**DIRECTIONS FOR THIS TASK:** Go through the data and copy every line exactly, but not the images.

--

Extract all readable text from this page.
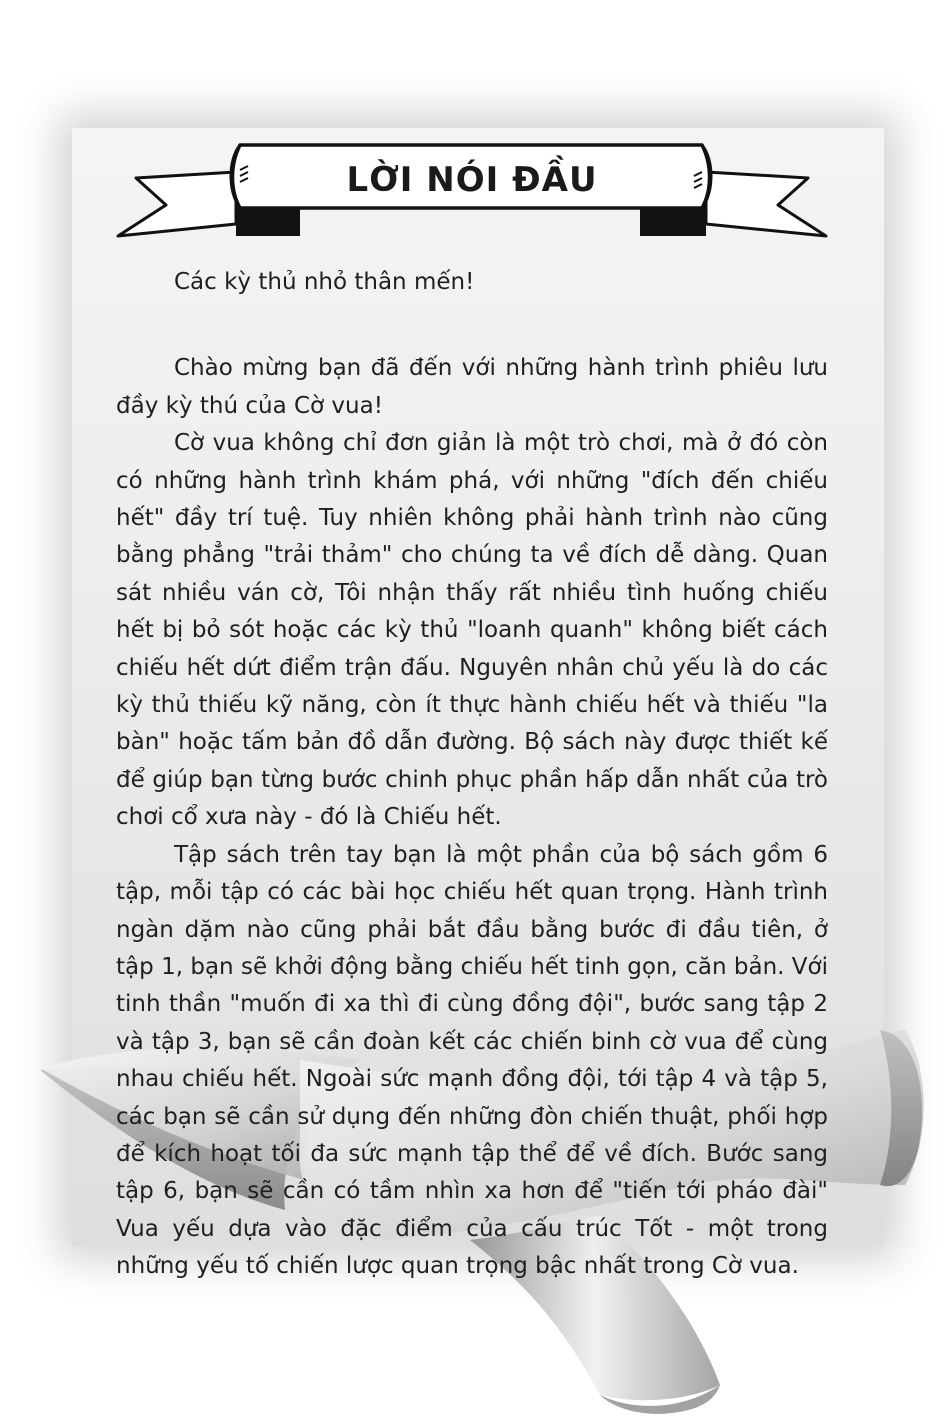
LỜI NÓI ĐẦU

Các kỳ thủ nhỏ thân mến!

Chào mừng bạn đã đến với những hành trình phiêu lưu đầy kỳ thú của Cờ vua!

Cờ vua không chỉ đơn giản là một trò chơi, mà ở đó còn có những hành trình khám phá, với những "đích đến chiếu hết" đầy trí tuệ. Tuy nhiên không phải hành trình nào cũng bằng phẳng "trải thảm" cho chúng ta về đích dễ dàng. Quan sát nhiều ván cờ, Tôi nhận thấy rất nhiều tình huống chiếu hết bị bỏ sót hoặc các kỳ thủ "loanh quanh" không biết cách chiếu hết dứt điểm trận đấu. Nguyên nhân chủ yếu là do các kỳ thủ thiếu kỹ năng, còn ít thực hành chiếu hết và thiếu "la bàn" hoặc tấm bản đồ dẫn đường. Bộ sách này được thiết kế để giúp bạn từng bước chinh phục phần hấp dẫn nhất của trò chơi cổ xưa này - đó là Chiếu hết.

Tập sách trên tay bạn là một phần của bộ sách gồm 6 tập, mỗi tập có các bài học chiếu hết quan trọng. Hành trình ngàn dặm nào cũng phải bắt đầu bằng bước đi đầu tiên, ở tập 1, bạn sẽ khởi động bằng chiếu hết tinh gọn, căn bản. Với tinh thần "muốn đi xa thì đi cùng đồng đội", bước sang tập 2 và tập 3, bạn sẽ cần đoàn kết các chiến binh cờ vua để cùng nhau chiếu hết. Ngoài sức mạnh đồng đội, tới tập 4 và tập 5, các bạn sẽ cần sử dụng đến những đòn chiến thuật, phối hợp để kích hoạt tối đa sức mạnh tập thể để về đích. Bước sang tập 6, bạn sẽ cần có tầm nhìn xa hơn để "tiến tới pháo đài" Vua yếu dựa vào đặc điểm của cấu trúc Tốt - một trong những yếu tố chiến lược quan trọng bậc nhất trong Cờ vua.
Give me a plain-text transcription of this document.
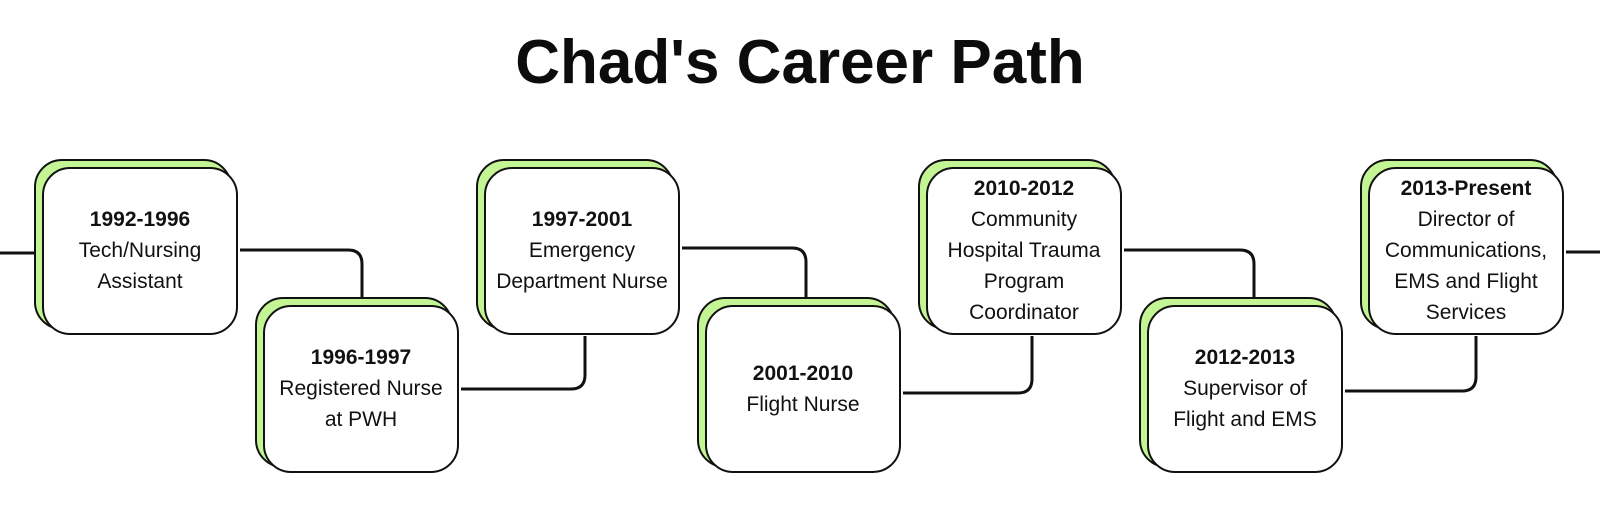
Chad's Career Path
1992-1996
Tech/Nursing Assistant
1996-1997
Registered Nurse at PWH
1997-2001
Emergency Department Nurse
2001-2010
Flight Nurse
2010-2012
Community Hospital Trauma Program Coordinator
2012-2013
Supervisor of Flight and EMS
2013-Present
Director of Communications, EMS and Flight Services
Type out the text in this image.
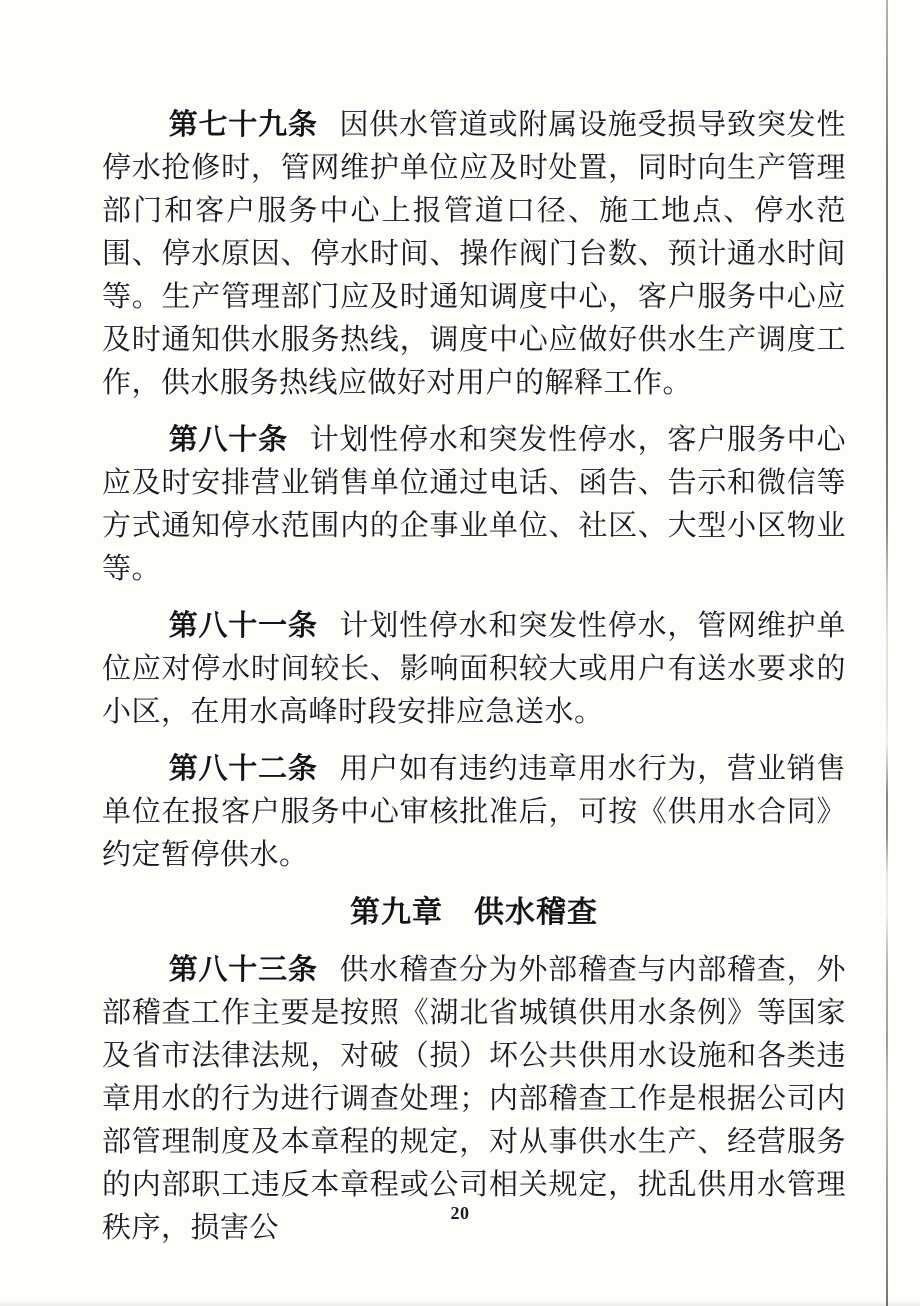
第七十九条 因供水管道或附属设施受损导致突发性停水抢修时，管网维护单位应及时处置，同时向生产管理部门和客户服务中心上报管道口径、施工地点、停水范围、停水原因、停水时间、操作阀门台数、预计通水时间等。生产管理部门应及时通知调度中心，客户服务中心应及时通知供水服务热线，调度中心应做好供水生产调度工作，供水服务热线应做好对用户的解释工作。

第八十条 计划性停水和突发性停水，客户服务中心应及时安排营业销售单位通过电话、函告、告示和微信等方式通知停水范围内的企事业单位、社区、大型小区物业等。

第八十一条 计划性停水和突发性停水，管网维护单位应对停水时间较长、影响面积较大或用户有送水要求的小区，在用水高峰时段安排应急送水。

第八十二条 用户如有违约违章用水行为，营业销售单位在报客户服务中心审核批准后，可按《供用水合同》约定暂停供水。

第九章　供水稽查

第八十三条 供水稽查分为外部稽查与内部稽查，外部稽查工作主要是按照《湖北省城镇供用水条例》等国家及省市法律法规，对破（损）坏公共供用水设施和各类违章用水的行为进行调查处理；内部稽查工作是根据公司内部管理制度及本章程的规定，对从事供水生产、经营服务的内部职工违反本章程或公司相关规定，扰乱供用水管理秩序，损害公	20
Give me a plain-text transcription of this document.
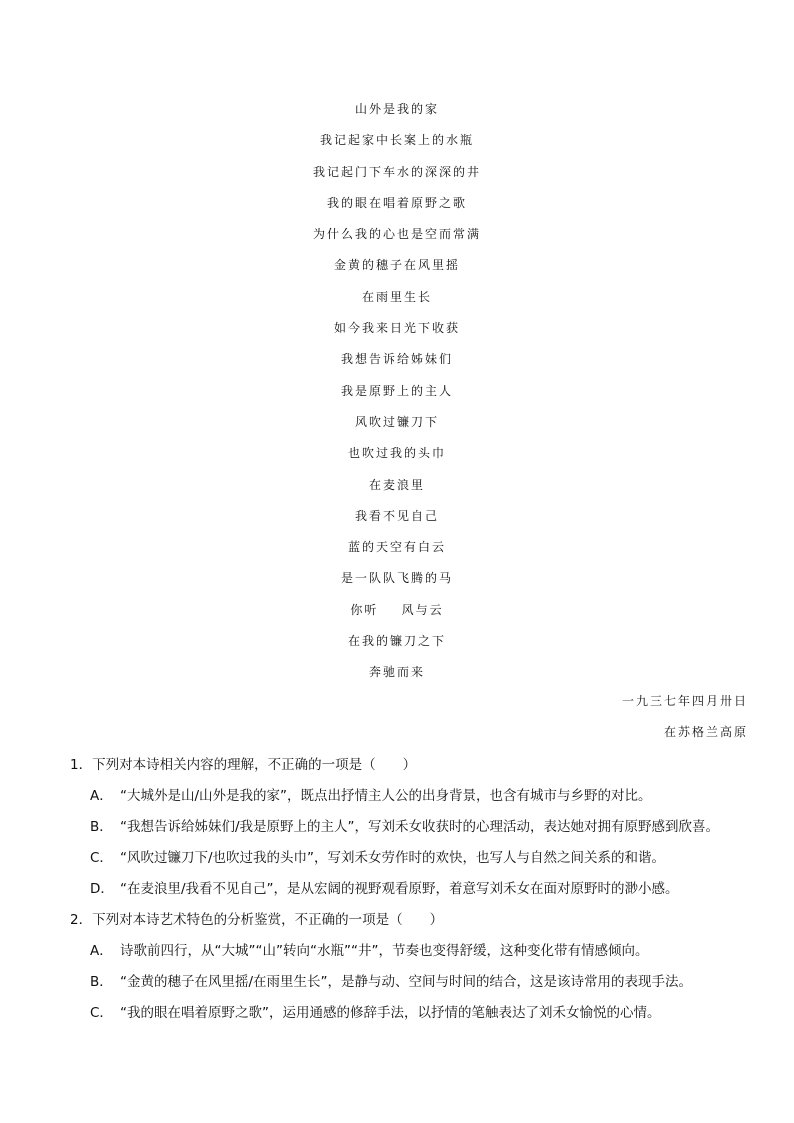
山外是我的家
我记起家中长案上的水瓶
我记起门下车水的深深的井
我的眼在唱着原野之歌
为什么我的心也是空而常满
金黄的穗子在风里摇
在雨里生长
如今我来日光下收获
我想告诉给姊妹们
我是原野上的主人
风吹过镰刀下
也吹过我的头巾
在麦浪里
我看不见自己
蓝的天空有白云
是一队队飞腾的马
你听    风与云
在我的镰刀之下
奔驰而来
一九三七年四月卅日
在苏格兰高原
1．下列对本诗相关内容的理解，不正确的一项是（　　）
A． “大城外是山/山外是我的家”，既点出抒情主人公的出身背景，也含有城市与乡野的对比。
B． “我想告诉给姊妹们/我是原野上的主人”，写刘禾女收获时的心理活动，表达她对拥有原野感到欣喜。
C． “风吹过镰刀下/也吹过我的头巾”，写刘禾女劳作时的欢快，也写人与自然之间关系的和谐。
D． “在麦浪里/我看不见自己”，是从宏阔的视野观看原野，着意写刘禾女在面对原野时的渺小感。
2．下列对本诗艺术特色的分析鉴赏，不正确的一项是（　　）
A． 诗歌前四行，从“大城”“山”转向“水瓶”“井”，节奏也变得舒缓，这种变化带有情感倾向。
B． “金黄的穗子在风里摇/在雨里生长”，是静与动、空间与时间的结合，这是该诗常用的表现手法。
C． “我的眼在唱着原野之歌”，运用通感的修辞手法，以抒情的笔触表达了刘禾女愉悦的心情。
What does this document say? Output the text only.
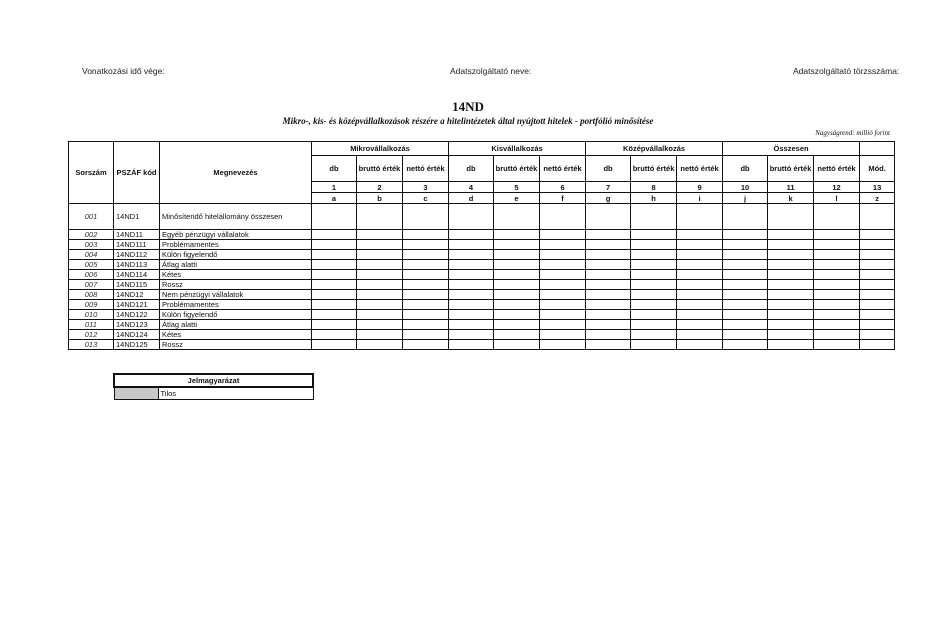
Vonatkozási idő vége:	Adatszolgáltató neve:	Adatszolgáltató törzsszáma:
14ND
Mikro-, kis- és középvállalkozások részére a hitelintézetek által nyújtott hitelek - portfólió minősítése
Nagyságrend: millió forint
Sorszám	PSZÁF kód	Megnevezés	Mikrovállalkozás			Kisvállalkozás			Középvállalkozás			Összesen			
			db	bruttó érték	nettó érték	db	bruttó érték	nettó érték	db	bruttó érték	nettó érték	db	bruttó érték	nettó érték	Mód.
			1	2	3	4	5	6	7	8	9	10	11	12	13
			a	b	c	d	e	f	g	h	i	j	k	l	z
001	14ND1	Minősítendő hitelállomány összesen													
002	14ND11	Egyéb pénzügyi vállalatok													
003	14ND111	Problémamentes													
004	14ND112	Külön figyelendő													
005	14ND113	Átlag alatti													
006	14ND114	Kétes													
007	14ND115	Rossz													
008	14ND12	Nem pénzügyi vállalatok													
009	14ND121	Problémamentes													
010	14ND122	Külön figyelendő													
011	14ND123	Átlag alatti													
012	14ND124	Kétes													
013	14ND125	Rossz													
Jelmagyarázat
	Tilos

--

**COMPLETED EXERCISE:**
Extract all readable text from this page.
LỜI NÓI ĐẦU

Các kỳ thủ nhỏ thân mến!

Chào mừng bạn đã đến với những hành trình phiêu lưu đầy kỳ thú của Cờ vua!

Cờ vua không chỉ đơn giản là một trò chơi, mà ở đó còn có những hành trình khám phá, với những "đích đến chiếu hết" đầy trí tuệ. Tuy nhiên không phải hành trình nào cũng bằng phẳng "trải thảm" cho chúng ta về đích dễ dàng. Quan sát nhiều ván cờ, Tôi nhận thấy rất nhiều tình huống chiếu hết bị bỏ sót hoặc các kỳ thủ "loanh quanh" không biết cách chiếu hết dứt điểm trận đấu. Nguyên nhân chủ yếu là do các kỳ thủ thiếu kỹ năng, còn ít thực hành chiếu hết và thiếu "la bàn" hoặc tấm bản đồ dẫn đường. Bộ sách này được thiết kế để giúp bạn từng bước chinh phục phần hấp dẫn nhất của trò chơi cổ xưa này - đó là Chiếu hết.

Tập sách trên tay bạn là một phần của bộ sách gồm 6 tập, mỗi tập có các bài học chiếu hết quan trọng. Hành trình ngàn dặm nào cũng phải bắt đầu bằng bước đi đầu tiên, ở tập 1, bạn sẽ khởi động bằng chiếu hết tinh gọn, căn bản. Với tinh thần "muốn đi xa thì đi cùng đồng đội", bước sang tập 2 và tập 3, bạn sẽ cần đoàn kết các chiến binh cờ vua để cùng nhau chiếu hết. Ngoài sức mạnh đồng đội, tới tập 4 và tập 5, các bạn sẽ cần sử dụng đến những đòn chiến thuật, phối hợp để kích hoạt tối đa sức mạnh tập thể để về đích. Bước sang tập 6, bạn sẽ cần có tầm nhìn xa hơn để "tiến tới pháo đài" Vua yếu dựa vào đặc điểm của cấu trúc Tốt - một trong những yếu tố chiến lược quan trọng bậc nhất trong Cờ vua.
Give me a plain-text transcription of this document.
Chad's Career Path
1992-1996
Tech/Nursing Assistant
1996-1997
Registered Nurse at PWH
1997-2001
Emergency Department Nurse
2001-2010
Flight Nurse
2010-2012
Community Hospital Trauma Program Coordinator
2012-2013
Supervisor of Flight and EMS
2013-Present
Director of Communications, EMS and Flight Services
Type out the text in this image.
第七十九条 因供水管道或附属设施受损导致突发性停水抢修时，管网维护单位应及时处置，同时向生产管理部门和客户服务中心上报管道口径、施工地点、停水范围、停水原因、停水时间、操作阀门台数、预计通水时间等。生产管理部门应及时通知调度中心，客户服务中心应及时通知供水服务热线，调度中心应做好供水生产调度工作，供水服务热线应做好对用户的解释工作。

第八十条 计划性停水和突发性停水，客户服务中心应及时安排营业销售单位通过电话、函告、告示和微信等方式通知停水范围内的企事业单位、社区、大型小区物业等。

第八十一条 计划性停水和突发性停水，管网维护单位应对停水时间较长、影响面积较大或用户有送水要求的小区，在用水高峰时段安排应急送水。

第八十二条 用户如有违约违章用水行为，营业销售单位在报客户服务中心审核批准后，可按《供用水合同》约定暂停供水。

第九章　供水稽查

第八十三条 供水稽查分为外部稽查与内部稽查，外部稽查工作主要是按照《湖北省城镇供用水条例》等国家及省市法律法规，对破（损）坏公共供用水设施和各类违章用水的行为进行调查处理；内部稽查工作是根据公司内部管理制度及本章程的规定，对从事供水生产、经营服务的内部职工违反本章程或公司相关规定，扰乱供用水管理秩序，损害公	20
Give me a plain-text transcription of this document.
山外是我的家
我记起家中长案上的水瓶
我记起门下车水的深深的井
我的眼在唱着原野之歌
为什么我的心也是空而常满
金黄的穗子在风里摇
在雨里生长
如今我来日光下收获
我想告诉给姊妹们
我是原野上的主人
风吹过镰刀下
也吹过我的头巾
在麦浪里
我看不见自己
蓝的天空有白云
是一队队飞腾的马
你听    风与云
在我的镰刀之下
奔驰而来
一九三七年四月卅日
在苏格兰高原
1．下列对本诗相关内容的理解，不正确的一项是（　　）
A． “大城外是山/山外是我的家”，既点出抒情主人公的出身背景，也含有城市与乡野的对比。
B． “我想告诉给姊妹们/我是原野上的主人”，写刘禾女收获时的心理活动，表达她对拥有原野感到欣喜。
C． “风吹过镰刀下/也吹过我的头巾”，写刘禾女劳作时的欢快，也写人与自然之间关系的和谐。
D． “在麦浪里/我看不见自己”，是从宏阔的视野观看原野，着意写刘禾女在面对原野时的渺小感。
2．下列对本诗艺术特色的分析鉴赏，不正确的一项是（　　）
A． 诗歌前四行，从“大城”“山”转向“水瓶”“井”，节奏也变得舒缓，这种变化带有情感倾向。
B． “金黄的穗子在风里摇/在雨里生长”，是静与动、空间与时间的结合，这是该诗常用的表现手法。
C． “我的眼在唱着原野之歌”，运用通感的修辞手法，以抒情的笔触表达了刘禾女愉悦的心情。
What does this document say? Output the text only.
Vonatkozási idő vége:	Adatszolgáltató neve:	Adatszolgáltató törzsszáma:
14ND
Mikro-, kis- és középvállalkozások részére a hitelintézetek által nyújtott hitelek - portfólió minősítése
Nagyságrend: millió forint
Sorszám	PSZÁF kód	Megnevezés	Mikrovállalkozás			Kisvállalkozás			Középvállalkozás			Összesen			
			db	bruttó érték	nettó érték	db	bruttó érték	nettó érték	db	bruttó érték	nettó érték	db	bruttó érték	nettó érték	Mód.
			1	2	3	4	5	6	7	8	9	10	11	12	13
			a	b	c	d	e	f	g	h	i	j	k	l	z
001	14ND1	Minősítendő hitelállomány összesen													
002	14ND11	Egyéb pénzügyi vállalatok													
003	14ND111	Problémamentes													
004	14ND112	Külön figyelendő													
005	14ND113	Átlag alatti													
006	14ND114	Kétes													
007	14ND115	Rossz													
008	14ND12	Nem pénzügyi vállalatok													
009	14ND121	Problémamentes													
010	14ND122	Külön figyelendő													
011	14ND123	Átlag alatti													
012	14ND124	Kétes													
013	14ND125	Rossz													
Jelmagyarázat
	Tilos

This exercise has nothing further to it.